Your task:
Identify each line below that contains the word "text", and copy it out.

(Collection entries)
**********

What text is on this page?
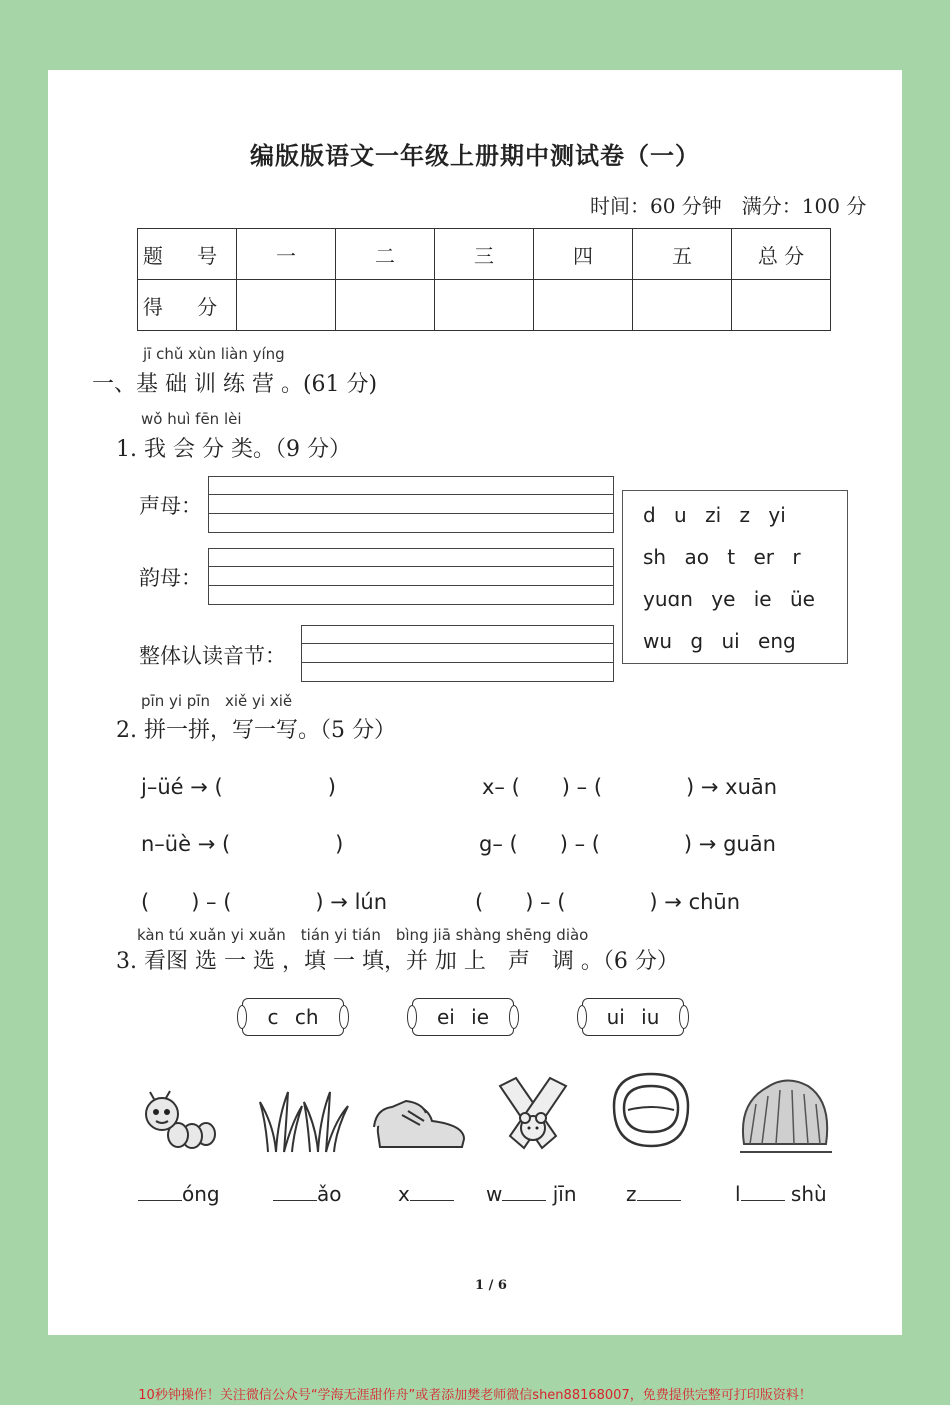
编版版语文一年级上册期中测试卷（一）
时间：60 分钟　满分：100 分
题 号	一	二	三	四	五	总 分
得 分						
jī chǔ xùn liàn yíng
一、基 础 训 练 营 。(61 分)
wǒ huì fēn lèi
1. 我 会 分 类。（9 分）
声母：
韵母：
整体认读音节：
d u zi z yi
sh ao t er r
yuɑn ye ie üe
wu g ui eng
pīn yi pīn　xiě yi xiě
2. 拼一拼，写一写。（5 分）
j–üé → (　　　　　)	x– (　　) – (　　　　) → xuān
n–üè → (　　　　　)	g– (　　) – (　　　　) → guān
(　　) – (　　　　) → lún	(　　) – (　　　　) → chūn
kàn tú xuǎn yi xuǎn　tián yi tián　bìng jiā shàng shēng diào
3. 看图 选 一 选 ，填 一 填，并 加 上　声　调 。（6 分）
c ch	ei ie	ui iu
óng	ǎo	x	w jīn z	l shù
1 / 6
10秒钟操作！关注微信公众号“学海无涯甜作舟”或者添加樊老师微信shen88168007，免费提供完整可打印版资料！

**********

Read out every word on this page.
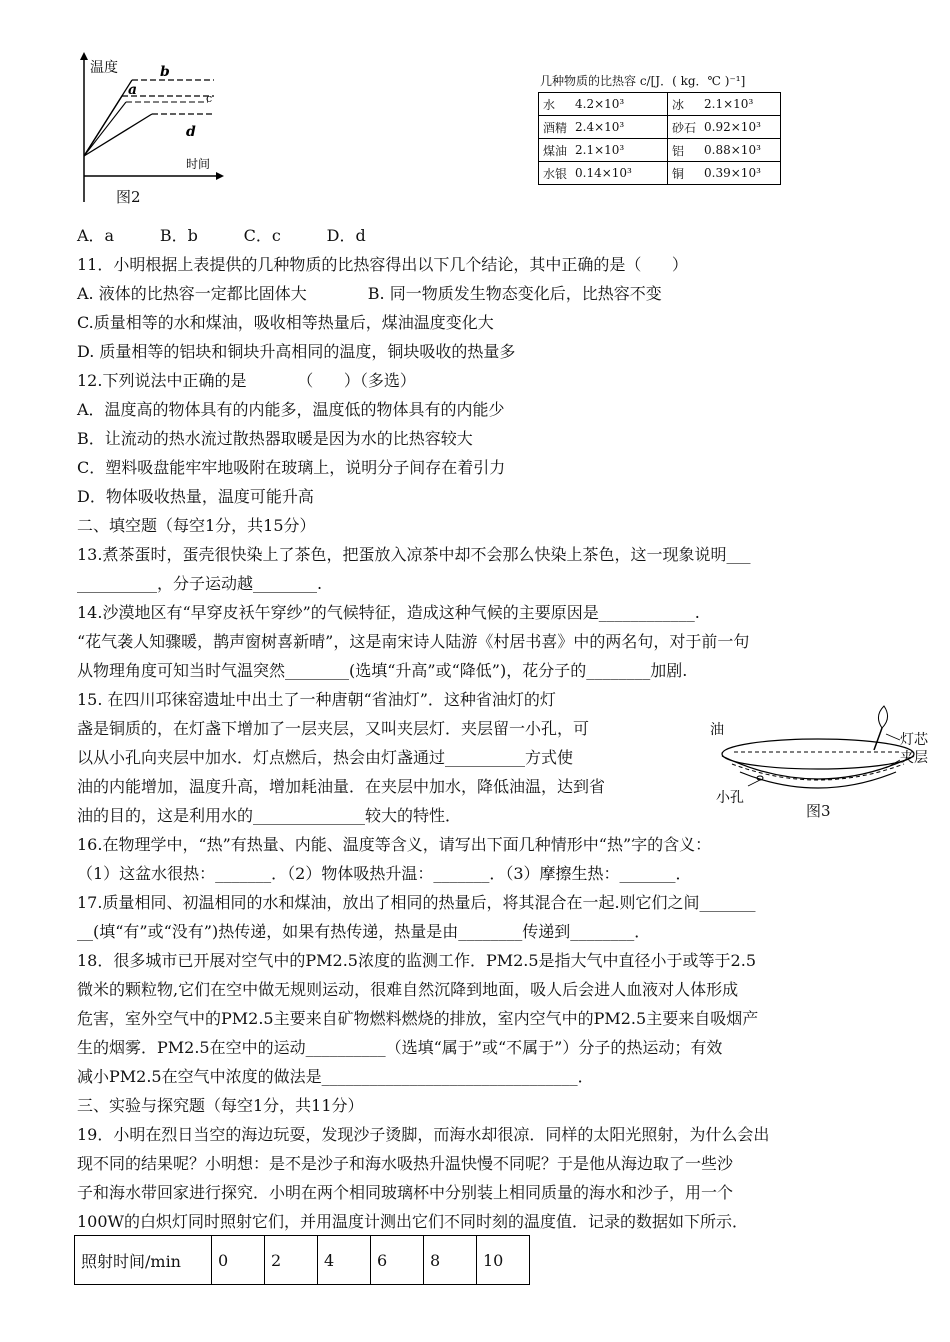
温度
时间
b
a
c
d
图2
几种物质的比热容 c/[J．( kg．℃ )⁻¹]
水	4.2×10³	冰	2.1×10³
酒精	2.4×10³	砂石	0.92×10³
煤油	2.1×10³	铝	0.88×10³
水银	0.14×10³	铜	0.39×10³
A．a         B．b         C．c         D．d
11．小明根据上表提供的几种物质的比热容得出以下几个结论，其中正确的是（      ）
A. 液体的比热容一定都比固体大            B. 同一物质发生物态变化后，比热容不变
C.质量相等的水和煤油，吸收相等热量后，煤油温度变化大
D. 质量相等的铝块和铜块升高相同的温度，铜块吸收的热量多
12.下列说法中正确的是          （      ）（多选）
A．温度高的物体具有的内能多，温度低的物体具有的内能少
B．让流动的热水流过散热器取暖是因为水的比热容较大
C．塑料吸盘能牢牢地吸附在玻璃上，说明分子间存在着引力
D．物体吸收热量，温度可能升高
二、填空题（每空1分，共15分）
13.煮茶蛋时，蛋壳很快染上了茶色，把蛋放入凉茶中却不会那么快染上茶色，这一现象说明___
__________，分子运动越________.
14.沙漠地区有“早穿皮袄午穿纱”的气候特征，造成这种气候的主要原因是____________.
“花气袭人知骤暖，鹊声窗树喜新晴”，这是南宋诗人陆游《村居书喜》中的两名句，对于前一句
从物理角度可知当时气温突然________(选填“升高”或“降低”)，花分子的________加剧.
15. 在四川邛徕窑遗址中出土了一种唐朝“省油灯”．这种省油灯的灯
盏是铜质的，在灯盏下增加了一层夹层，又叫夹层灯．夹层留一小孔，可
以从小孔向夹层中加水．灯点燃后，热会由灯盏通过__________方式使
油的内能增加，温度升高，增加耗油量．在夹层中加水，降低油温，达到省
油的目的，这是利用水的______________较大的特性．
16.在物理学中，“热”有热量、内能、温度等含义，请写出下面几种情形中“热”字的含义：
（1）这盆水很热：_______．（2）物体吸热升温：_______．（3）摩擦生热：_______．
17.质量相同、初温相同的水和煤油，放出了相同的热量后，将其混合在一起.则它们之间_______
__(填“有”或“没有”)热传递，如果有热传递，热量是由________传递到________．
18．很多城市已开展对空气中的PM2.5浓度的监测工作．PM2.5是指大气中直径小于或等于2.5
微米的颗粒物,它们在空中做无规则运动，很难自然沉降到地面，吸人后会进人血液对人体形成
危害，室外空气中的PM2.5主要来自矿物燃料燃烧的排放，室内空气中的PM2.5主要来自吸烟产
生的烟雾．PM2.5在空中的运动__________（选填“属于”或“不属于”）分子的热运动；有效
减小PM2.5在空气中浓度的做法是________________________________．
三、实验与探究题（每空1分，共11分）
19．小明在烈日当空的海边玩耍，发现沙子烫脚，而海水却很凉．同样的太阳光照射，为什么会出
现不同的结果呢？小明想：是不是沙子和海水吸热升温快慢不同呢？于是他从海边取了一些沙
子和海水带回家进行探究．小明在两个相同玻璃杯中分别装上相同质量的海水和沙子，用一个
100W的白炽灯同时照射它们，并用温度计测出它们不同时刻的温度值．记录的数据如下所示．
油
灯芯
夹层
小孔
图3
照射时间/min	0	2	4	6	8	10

**********

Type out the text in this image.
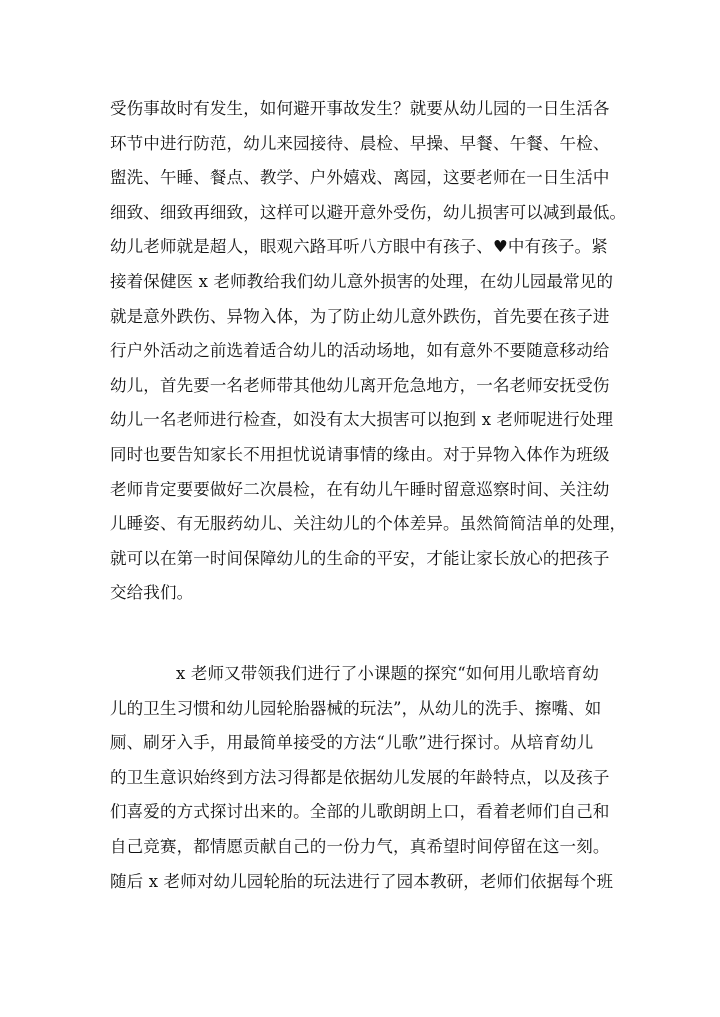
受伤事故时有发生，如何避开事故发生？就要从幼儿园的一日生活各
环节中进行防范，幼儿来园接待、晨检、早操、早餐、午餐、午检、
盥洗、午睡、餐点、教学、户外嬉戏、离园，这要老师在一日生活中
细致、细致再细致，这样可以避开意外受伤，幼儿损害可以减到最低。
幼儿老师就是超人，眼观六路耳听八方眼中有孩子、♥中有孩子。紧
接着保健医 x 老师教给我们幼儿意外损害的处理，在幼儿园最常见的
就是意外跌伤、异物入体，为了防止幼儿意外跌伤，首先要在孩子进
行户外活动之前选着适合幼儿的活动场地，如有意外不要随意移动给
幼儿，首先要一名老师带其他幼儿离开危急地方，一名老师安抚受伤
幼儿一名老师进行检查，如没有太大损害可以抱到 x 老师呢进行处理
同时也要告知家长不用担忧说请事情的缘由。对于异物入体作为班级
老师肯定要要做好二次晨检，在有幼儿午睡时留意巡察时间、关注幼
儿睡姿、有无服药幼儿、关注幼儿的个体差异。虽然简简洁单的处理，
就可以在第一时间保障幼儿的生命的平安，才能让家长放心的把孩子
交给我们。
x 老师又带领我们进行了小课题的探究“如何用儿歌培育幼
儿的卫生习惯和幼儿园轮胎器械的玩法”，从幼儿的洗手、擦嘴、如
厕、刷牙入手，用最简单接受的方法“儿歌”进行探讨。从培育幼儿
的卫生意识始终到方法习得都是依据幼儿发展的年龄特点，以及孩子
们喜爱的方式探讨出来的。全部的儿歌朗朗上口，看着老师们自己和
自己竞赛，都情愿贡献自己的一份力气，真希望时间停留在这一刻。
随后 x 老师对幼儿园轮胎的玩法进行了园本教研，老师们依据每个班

**********

Exercise result:
What text is on this page?
Type out the text in this image.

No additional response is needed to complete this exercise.